[Stated exercise]: Extract every record, keeping each one exactly as it is.

[Provided records]:
+===+
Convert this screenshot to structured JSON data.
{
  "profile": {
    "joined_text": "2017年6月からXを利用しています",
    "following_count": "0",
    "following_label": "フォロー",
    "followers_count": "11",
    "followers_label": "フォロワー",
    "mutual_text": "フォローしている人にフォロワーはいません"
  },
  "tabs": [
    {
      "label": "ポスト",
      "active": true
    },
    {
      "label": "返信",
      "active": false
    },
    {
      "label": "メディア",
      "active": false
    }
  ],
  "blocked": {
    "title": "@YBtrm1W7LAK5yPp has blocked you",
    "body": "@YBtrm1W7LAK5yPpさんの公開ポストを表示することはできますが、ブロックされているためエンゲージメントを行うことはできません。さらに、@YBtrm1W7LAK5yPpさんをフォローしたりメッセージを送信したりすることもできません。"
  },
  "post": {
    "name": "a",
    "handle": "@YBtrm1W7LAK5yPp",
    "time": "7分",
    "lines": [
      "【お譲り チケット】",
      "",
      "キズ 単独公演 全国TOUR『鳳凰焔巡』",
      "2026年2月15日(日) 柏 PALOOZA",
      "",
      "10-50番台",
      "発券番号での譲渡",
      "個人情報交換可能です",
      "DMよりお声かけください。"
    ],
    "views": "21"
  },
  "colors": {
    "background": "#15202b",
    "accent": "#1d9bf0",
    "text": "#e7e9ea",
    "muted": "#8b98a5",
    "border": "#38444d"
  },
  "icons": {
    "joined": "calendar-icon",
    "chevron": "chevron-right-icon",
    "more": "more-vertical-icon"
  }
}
+===+
[Result below]:
Convert this screenshot to structured JSON data.
{
  "profile": {
    "joined_text": "2017年6月からXを利用しています",
    "following_count": "0",
    "following_label": "フォロー",
    "followers_count": "11",
    "followers_label": "フォロワー",
    "mutual_text": "フォローしている人にフォロワーはいません"
  },
  "tabs": [
    {
      "label": "ポスト",
      "active": true
    },
    {
      "label": "返信",
      "active": false
    },
    {
      "label": "メディア",
      "active": false
    }
  ],
  "blocked": {
    "title": "@YBtrm1W7LAK5yPp has blocked you",
    "body": "@YBtrm1W7LAK5yPpさんの公開ポストを表示することはできますが、ブロックされているためエンゲージメントを行うことはできません。さらに、@YBtrm1W7LAK5yPpさんをフォローしたりメッセージを送信したりすることもできません。"
  },
  "post": {
    "name": "a",
    "handle": "@YBtrm1W7LAK5yPp",
    "time": "7分",
    "lines": [
      "【お譲り チケット】",
      "",
      "キズ 単独公演 全国TOUR『鳳凰焔巡』",
      "2026年2月15日(日) 柏 PALOOZA",
      "",
      "10-50番台",
      "発券番号での譲渡",
      "個人情報交換可能です",
      "DMよりお声かけください。"
    ],
    "views": "21"
  },
  "colors": {
    "background": "#15202b",
    "accent": "#1d9bf0",
    "text": "#e7e9ea",
    "muted": "#8b98a5",
    "border": "#38444d"
  },
  "icons": {
    "joined": "calendar-icon",
    "chevron": "chevron-right-icon",
    "more": "more-vertical-icon"
  }
}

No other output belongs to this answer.